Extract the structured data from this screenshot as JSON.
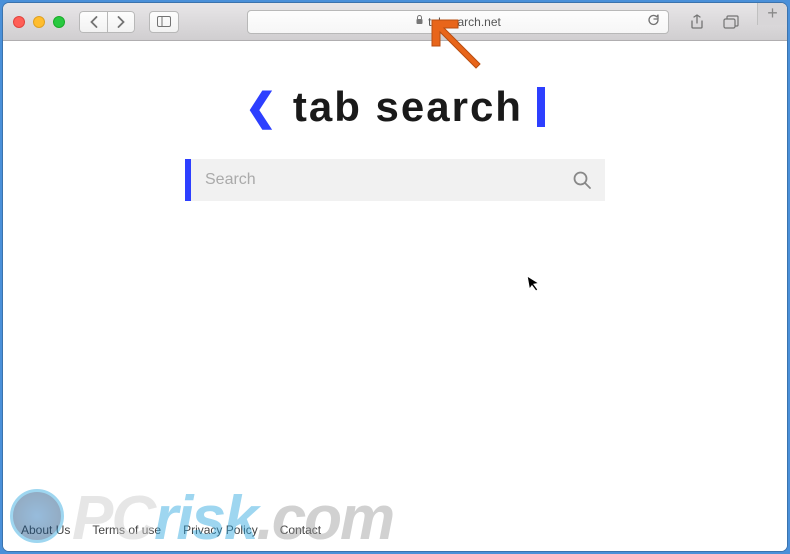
{
  "browser": {
    "url": "tabsearch.net"
  },
  "page": {
    "logo_text": "tab search",
    "search_placeholder": "Search"
  },
  "footer": {
    "links": [
      "About Us",
      "Terms of use",
      "Privacy Policy",
      "Contact"
    ]
  },
  "watermark": {
    "pc": "PC",
    "risk": "risk",
    "com": ".com"
  }
}
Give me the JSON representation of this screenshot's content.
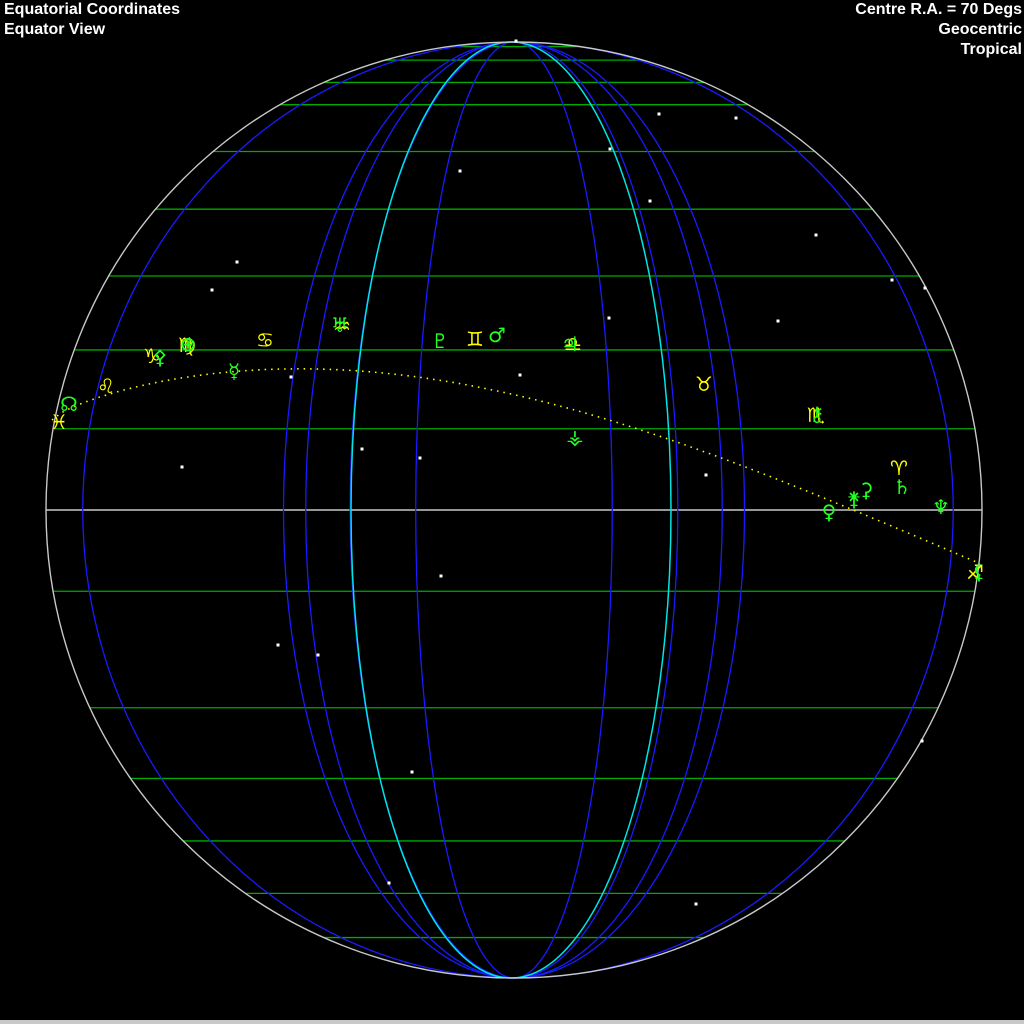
{
  "header": {
    "coordinate_system": "Equatorial Coordinates",
    "view_mode": "Equator View",
    "centre_ra": "Centre R.A. = 70 Degs",
    "perspective": "Geocentric",
    "zodiac": "Tropical"
  },
  "colors": {
    "background": "#000000",
    "meridian": "#1a1aff",
    "central_meridian": "#00e5e5",
    "parallel": "#00aa00",
    "equator": "#c8c8c8",
    "limb": "#c8c8c8",
    "ecliptic": "#ffff00",
    "zodiac_glyph": "#ffff00",
    "planet_glyph": "#22ff22",
    "star": "#ffffff",
    "text": "#ffffff"
  },
  "zodiac_signs": [
    {
      "name": "aries",
      "glyph": "♈"
    },
    {
      "name": "taurus",
      "glyph": "♉"
    },
    {
      "name": "gemini",
      "glyph": "♊"
    },
    {
      "name": "cancer",
      "glyph": "♋"
    },
    {
      "name": "leo",
      "glyph": "♌"
    },
    {
      "name": "virgo",
      "glyph": "♍"
    },
    {
      "name": "libra",
      "glyph": "♎"
    },
    {
      "name": "scorpio",
      "glyph": "♏"
    },
    {
      "name": "sagittarius",
      "glyph": "♐"
    },
    {
      "name": "capricorn",
      "glyph": "♑"
    },
    {
      "name": "aquarius",
      "glyph": "♒"
    },
    {
      "name": "pisces",
      "glyph": "♓"
    }
  ],
  "bodies": [
    {
      "name": "mars",
      "glyph": "♂"
    },
    {
      "name": "venus",
      "glyph": "♀"
    },
    {
      "name": "mercury",
      "glyph": "☿"
    },
    {
      "name": "saturn",
      "glyph": "♄"
    },
    {
      "name": "uranus",
      "glyph": "♅"
    },
    {
      "name": "neptune",
      "glyph": "♆"
    },
    {
      "name": "pluto",
      "glyph": "♇"
    },
    {
      "name": "chiron",
      "glyph": "⚷"
    },
    {
      "name": "ceres",
      "glyph": "⚳"
    },
    {
      "name": "juno",
      "glyph": "⚵"
    },
    {
      "name": "vesta",
      "glyph": "⚶"
    },
    {
      "name": "north-node",
      "glyph": "☊"
    },
    {
      "name": "fortune",
      "glyph": "⊕"
    },
    {
      "name": "lilith",
      "glyph": "⚸"
    },
    {
      "name": "asteroid",
      "glyph": "⚴"
    },
    {
      "name": "jupiter",
      "glyph": "♃"
    }
  ]
}
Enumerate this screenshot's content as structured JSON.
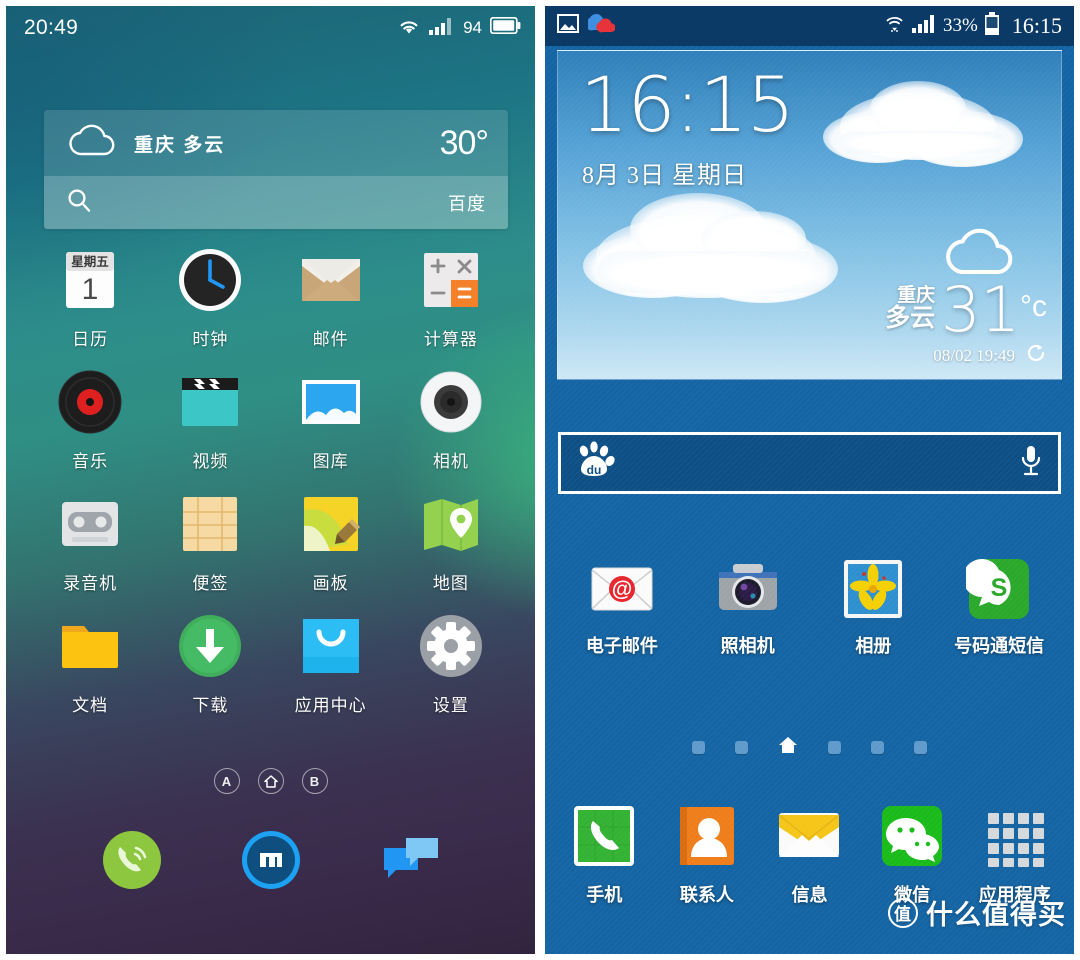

_What you have to do_
Show each line in the entries that holds the string "screenshot".

_Solved problem_
Extract the structured data from this screenshot as JSON.
Give me the JSON representation of this screenshot's content.
Enumerate this screenshot's content as structured JSON.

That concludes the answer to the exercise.